> [Exercise description] Copy each entry as it stands, leaving nothing out.

Chart and figure data:
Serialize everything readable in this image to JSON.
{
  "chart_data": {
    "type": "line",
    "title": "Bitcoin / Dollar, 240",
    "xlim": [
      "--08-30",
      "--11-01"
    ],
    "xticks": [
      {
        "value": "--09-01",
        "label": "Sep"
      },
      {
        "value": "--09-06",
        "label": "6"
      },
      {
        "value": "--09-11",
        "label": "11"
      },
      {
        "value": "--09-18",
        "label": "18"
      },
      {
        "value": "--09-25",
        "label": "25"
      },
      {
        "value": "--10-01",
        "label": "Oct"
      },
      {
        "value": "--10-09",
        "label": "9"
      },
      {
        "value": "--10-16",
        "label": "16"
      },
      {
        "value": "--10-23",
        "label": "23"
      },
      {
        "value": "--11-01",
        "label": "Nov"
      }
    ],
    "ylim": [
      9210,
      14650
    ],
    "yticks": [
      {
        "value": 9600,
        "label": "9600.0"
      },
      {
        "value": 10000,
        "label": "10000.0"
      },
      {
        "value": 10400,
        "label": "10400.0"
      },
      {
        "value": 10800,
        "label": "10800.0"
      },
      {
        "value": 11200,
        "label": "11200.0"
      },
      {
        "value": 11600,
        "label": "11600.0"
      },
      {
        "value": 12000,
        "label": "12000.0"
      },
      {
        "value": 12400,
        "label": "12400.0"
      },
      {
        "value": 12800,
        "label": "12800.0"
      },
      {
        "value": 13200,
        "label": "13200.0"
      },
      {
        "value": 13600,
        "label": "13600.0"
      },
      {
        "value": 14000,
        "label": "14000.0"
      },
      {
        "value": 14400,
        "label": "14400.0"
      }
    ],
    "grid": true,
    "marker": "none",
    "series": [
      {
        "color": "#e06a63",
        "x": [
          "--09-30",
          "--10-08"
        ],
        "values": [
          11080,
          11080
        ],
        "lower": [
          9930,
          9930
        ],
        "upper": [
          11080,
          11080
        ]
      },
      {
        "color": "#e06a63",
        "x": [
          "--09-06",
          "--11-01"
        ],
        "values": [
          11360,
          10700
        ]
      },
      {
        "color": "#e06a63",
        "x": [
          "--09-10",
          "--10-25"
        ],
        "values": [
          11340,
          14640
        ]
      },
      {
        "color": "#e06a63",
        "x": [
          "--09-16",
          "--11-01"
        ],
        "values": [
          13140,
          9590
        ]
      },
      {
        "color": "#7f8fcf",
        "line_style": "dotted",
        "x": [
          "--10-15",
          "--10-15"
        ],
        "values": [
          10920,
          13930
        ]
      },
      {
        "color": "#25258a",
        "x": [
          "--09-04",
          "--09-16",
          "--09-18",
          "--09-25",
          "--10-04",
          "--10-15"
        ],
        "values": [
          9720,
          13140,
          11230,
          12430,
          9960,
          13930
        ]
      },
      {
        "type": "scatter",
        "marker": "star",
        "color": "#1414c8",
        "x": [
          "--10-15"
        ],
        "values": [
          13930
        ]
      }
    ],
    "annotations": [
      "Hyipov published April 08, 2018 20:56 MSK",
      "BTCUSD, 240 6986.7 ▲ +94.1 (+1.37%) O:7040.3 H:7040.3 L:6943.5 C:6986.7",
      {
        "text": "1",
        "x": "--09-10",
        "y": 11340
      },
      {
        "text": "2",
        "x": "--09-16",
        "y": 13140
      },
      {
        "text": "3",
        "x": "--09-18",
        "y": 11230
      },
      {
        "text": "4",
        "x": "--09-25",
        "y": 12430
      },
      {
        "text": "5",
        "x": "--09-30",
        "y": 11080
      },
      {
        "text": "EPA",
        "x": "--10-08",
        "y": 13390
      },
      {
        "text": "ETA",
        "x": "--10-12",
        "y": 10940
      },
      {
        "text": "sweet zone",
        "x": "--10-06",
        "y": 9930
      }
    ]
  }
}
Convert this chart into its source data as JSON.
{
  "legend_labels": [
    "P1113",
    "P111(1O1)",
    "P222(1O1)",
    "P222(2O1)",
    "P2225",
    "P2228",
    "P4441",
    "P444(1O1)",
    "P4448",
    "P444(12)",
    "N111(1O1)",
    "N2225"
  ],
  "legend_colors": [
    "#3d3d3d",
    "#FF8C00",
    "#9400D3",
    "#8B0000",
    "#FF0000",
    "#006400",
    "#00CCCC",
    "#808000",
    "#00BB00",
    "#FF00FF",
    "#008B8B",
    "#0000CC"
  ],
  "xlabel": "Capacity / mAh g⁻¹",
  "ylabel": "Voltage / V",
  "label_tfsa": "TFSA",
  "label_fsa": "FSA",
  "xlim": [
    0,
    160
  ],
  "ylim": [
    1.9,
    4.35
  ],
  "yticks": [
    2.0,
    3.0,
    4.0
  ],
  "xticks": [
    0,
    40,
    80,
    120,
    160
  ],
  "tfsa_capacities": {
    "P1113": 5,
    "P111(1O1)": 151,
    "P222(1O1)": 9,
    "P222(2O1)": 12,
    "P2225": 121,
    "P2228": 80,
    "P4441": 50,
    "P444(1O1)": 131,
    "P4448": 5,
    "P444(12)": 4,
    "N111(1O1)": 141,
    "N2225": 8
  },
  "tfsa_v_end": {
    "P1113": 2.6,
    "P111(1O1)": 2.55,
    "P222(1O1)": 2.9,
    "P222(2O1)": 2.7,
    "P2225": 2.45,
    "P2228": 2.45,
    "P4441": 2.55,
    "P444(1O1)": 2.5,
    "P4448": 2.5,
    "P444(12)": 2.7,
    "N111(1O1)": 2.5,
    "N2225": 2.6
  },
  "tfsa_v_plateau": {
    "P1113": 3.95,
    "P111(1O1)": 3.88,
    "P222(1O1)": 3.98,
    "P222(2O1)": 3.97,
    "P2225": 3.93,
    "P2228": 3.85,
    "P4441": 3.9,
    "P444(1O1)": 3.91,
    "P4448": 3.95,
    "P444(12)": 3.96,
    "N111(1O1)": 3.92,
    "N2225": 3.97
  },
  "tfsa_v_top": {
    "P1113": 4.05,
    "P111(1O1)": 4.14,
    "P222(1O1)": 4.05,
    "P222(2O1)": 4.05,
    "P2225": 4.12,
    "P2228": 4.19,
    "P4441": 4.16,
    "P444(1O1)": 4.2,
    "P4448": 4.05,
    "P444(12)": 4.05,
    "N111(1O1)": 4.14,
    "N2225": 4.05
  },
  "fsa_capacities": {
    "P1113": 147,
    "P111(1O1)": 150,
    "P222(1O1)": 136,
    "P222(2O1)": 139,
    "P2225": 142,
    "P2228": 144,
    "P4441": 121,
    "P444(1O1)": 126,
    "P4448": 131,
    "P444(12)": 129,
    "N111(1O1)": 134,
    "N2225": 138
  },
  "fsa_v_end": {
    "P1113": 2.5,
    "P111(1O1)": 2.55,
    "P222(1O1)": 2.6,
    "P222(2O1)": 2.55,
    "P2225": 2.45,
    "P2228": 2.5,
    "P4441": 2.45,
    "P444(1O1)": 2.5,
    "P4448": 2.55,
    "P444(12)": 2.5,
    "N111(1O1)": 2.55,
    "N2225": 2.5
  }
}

> [Exercise result]
Serialize everything readable in this image to JSON.
{
  "chart_data": {
    "type": "line",
    "title": "Bitcoin / Dollar, 240",
    "xlim": [
      "--08-30",
      "--11-01"
    ],
    "xticks": [
      {
        "value": "--09-01",
        "label": "Sep"
      },
      {
        "value": "--09-06",
        "label": "6"
      },
      {
        "value": "--09-11",
        "label": "11"
      },
      {
        "value": "--09-18",
        "label": "18"
      },
      {
        "value": "--09-25",
        "label": "25"
      },
      {
        "value": "--10-01",
        "label": "Oct"
      },
      {
        "value": "--10-09",
        "label": "9"
      },
      {
        "value": "--10-16",
        "label": "16"
      },
      {
        "value": "--10-23",
        "label": "23"
      },
      {
        "value": "--11-01",
        "label": "Nov"
      }
    ],
    "ylim": [
      9210,
      14650
    ],
    "yticks": [
      {
        "value": 9600,
        "label": "9600.0"
      },
      {
        "value": 10000,
        "label": "10000.0"
      },
      {
        "value": 10400,
        "label": "10400.0"
      },
      {
        "value": 10800,
        "label": "10800.0"
      },
      {
        "value": 11200,
        "label": "11200.0"
      },
      {
        "value": 11600,
        "label": "11600.0"
      },
      {
        "value": 12000,
        "label": "12000.0"
      },
      {
        "value": 12400,
        "label": "12400.0"
      },
      {
        "value": 12800,
        "label": "12800.0"
      },
      {
        "value": 13200,
        "label": "13200.0"
      },
      {
        "value": 13600,
        "label": "13600.0"
      },
      {
        "value": 14000,
        "label": "14000.0"
      },
      {
        "value": 14400,
        "label": "14400.0"
      }
    ],
    "grid": true,
    "marker": "none",
    "series": [
      {
        "color": "#e06a63",
        "x": [
          "--09-30",
          "--10-08"
        ],
        "values": [
          11080,
          11080
        ],
        "lower": [
          9930,
          9930
        ],
        "upper": [
          11080,
          11080
        ]
      },
      {
        "color": "#e06a63",
        "x": [
          "--09-06",
          "--11-01"
        ],
        "values": [
          11360,
          10700
        ]
      },
      {
        "color": "#e06a63",
        "x": [
          "--09-10",
          "--10-25"
        ],
        "values": [
          11340,
          14640
        ]
      },
      {
        "color": "#e06a63",
        "x": [
          "--09-16",
          "--11-01"
        ],
        "values": [
          13140,
          9590
        ]
      },
      {
        "color": "#7f8fcf",
        "line_style": "dotted",
        "x": [
          "--10-15",
          "--10-15"
        ],
        "values": [
          10920,
          13930
        ]
      },
      {
        "color": "#25258a",
        "x": [
          "--09-04",
          "--09-16",
          "--09-18",
          "--09-25",
          "--10-04",
          "--10-15"
        ],
        "values": [
          9720,
          13140,
          11230,
          12430,
          9960,
          13930
        ]
      },
      {
        "type": "scatter",
        "marker": "star",
        "color": "#1414c8",
        "x": [
          "--10-15"
        ],
        "values": [
          13930
        ]
      }
    ],
    "annotations": [
      "Hyipov published April 08, 2018 20:56 MSK",
      "BTCUSD, 240 6986.7 ▲ +94.1 (+1.37%) O:7040.3 H:7040.3 L:6943.5 C:6986.7",
      {
        "text": "1",
        "x": "--09-10",
        "y": 11340
      },
      {
        "text": "2",
        "x": "--09-16",
        "y": 13140
      },
      {
        "text": "3",
        "x": "--09-18",
        "y": 11230
      },
      {
        "text": "4",
        "x": "--09-25",
        "y": 12430
      },
      {
        "text": "5",
        "x": "--09-30",
        "y": 11080
      },
      {
        "text": "EPA",
        "x": "--10-08",
        "y": 13390
      },
      {
        "text": "ETA",
        "x": "--10-12",
        "y": 10940
      },
      {
        "text": "sweet zone",
        "x": "--10-06",
        "y": 9930
      }
    ]
  }
}
Convert this chart into its source data as JSON.
{
  "legend_labels": [
    "P1113",
    "P111(1O1)",
    "P222(1O1)",
    "P222(2O1)",
    "P2225",
    "P2228",
    "P4441",
    "P444(1O1)",
    "P4448",
    "P444(12)",
    "N111(1O1)",
    "N2225"
  ],
  "legend_colors": [
    "#3d3d3d",
    "#FF8C00",
    "#9400D3",
    "#8B0000",
    "#FF0000",
    "#006400",
    "#00CCCC",
    "#808000",
    "#00BB00",
    "#FF00FF",
    "#008B8B",
    "#0000CC"
  ],
  "xlabel": "Capacity / mAh g⁻¹",
  "ylabel": "Voltage / V",
  "label_tfsa": "TFSA",
  "label_fsa": "FSA",
  "xlim": [
    0,
    160
  ],
  "ylim": [
    1.9,
    4.35
  ],
  "yticks": [
    2.0,
    3.0,
    4.0
  ],
  "xticks": [
    0,
    40,
    80,
    120,
    160
  ],
  "tfsa_capacities": {
    "P1113": 5,
    "P111(1O1)": 151,
    "P222(1O1)": 9,
    "P222(2O1)": 12,
    "P2225": 121,
    "P2228": 80,
    "P4441": 50,
    "P444(1O1)": 131,
    "P4448": 5,
    "P444(12)": 4,
    "N111(1O1)": 141,
    "N2225": 8
  },
  "tfsa_v_end": {
    "P1113": 2.6,
    "P111(1O1)": 2.55,
    "P222(1O1)": 2.9,
    "P222(2O1)": 2.7,
    "P2225": 2.45,
    "P2228": 2.45,
    "P4441": 2.55,
    "P444(1O1)": 2.5,
    "P4448": 2.5,
    "P444(12)": 2.7,
    "N111(1O1)": 2.5,
    "N2225": 2.6
  },
  "tfsa_v_plateau": {
    "P1113": 3.95,
    "P111(1O1)": 3.88,
    "P222(1O1)": 3.98,
    "P222(2O1)": 3.97,
    "P2225": 3.93,
    "P2228": 3.85,
    "P4441": 3.9,
    "P444(1O1)": 3.91,
    "P4448": 3.95,
    "P444(12)": 3.96,
    "N111(1O1)": 3.92,
    "N2225": 3.97
  },
  "tfsa_v_top": {
    "P1113": 4.05,
    "P111(1O1)": 4.14,
    "P222(1O1)": 4.05,
    "P222(2O1)": 4.05,
    "P2225": 4.12,
    "P2228": 4.19,
    "P4441": 4.16,
    "P444(1O1)": 4.2,
    "P4448": 4.05,
    "P444(12)": 4.05,
    "N111(1O1)": 4.14,
    "N2225": 4.05
  },
  "fsa_capacities": {
    "P1113": 147,
    "P111(1O1)": 150,
    "P222(1O1)": 136,
    "P222(2O1)": 139,
    "P2225": 142,
    "P2228": 144,
    "P4441": 121,
    "P444(1O1)": 126,
    "P4448": 131,
    "P444(12)": 129,
    "N111(1O1)": 134,
    "N2225": 138
  },
  "fsa_v_end": {
    "P1113": 2.5,
    "P111(1O1)": 2.55,
    "P222(1O1)": 2.6,
    "P222(2O1)": 2.55,
    "P2225": 2.45,
    "P2228": 2.5,
    "P4441": 2.45,
    "P444(1O1)": 2.5,
    "P4448": 2.55,
    "P444(12)": 2.5,
    "N111(1O1)": 2.55,
    "N2225": 2.5
  }
}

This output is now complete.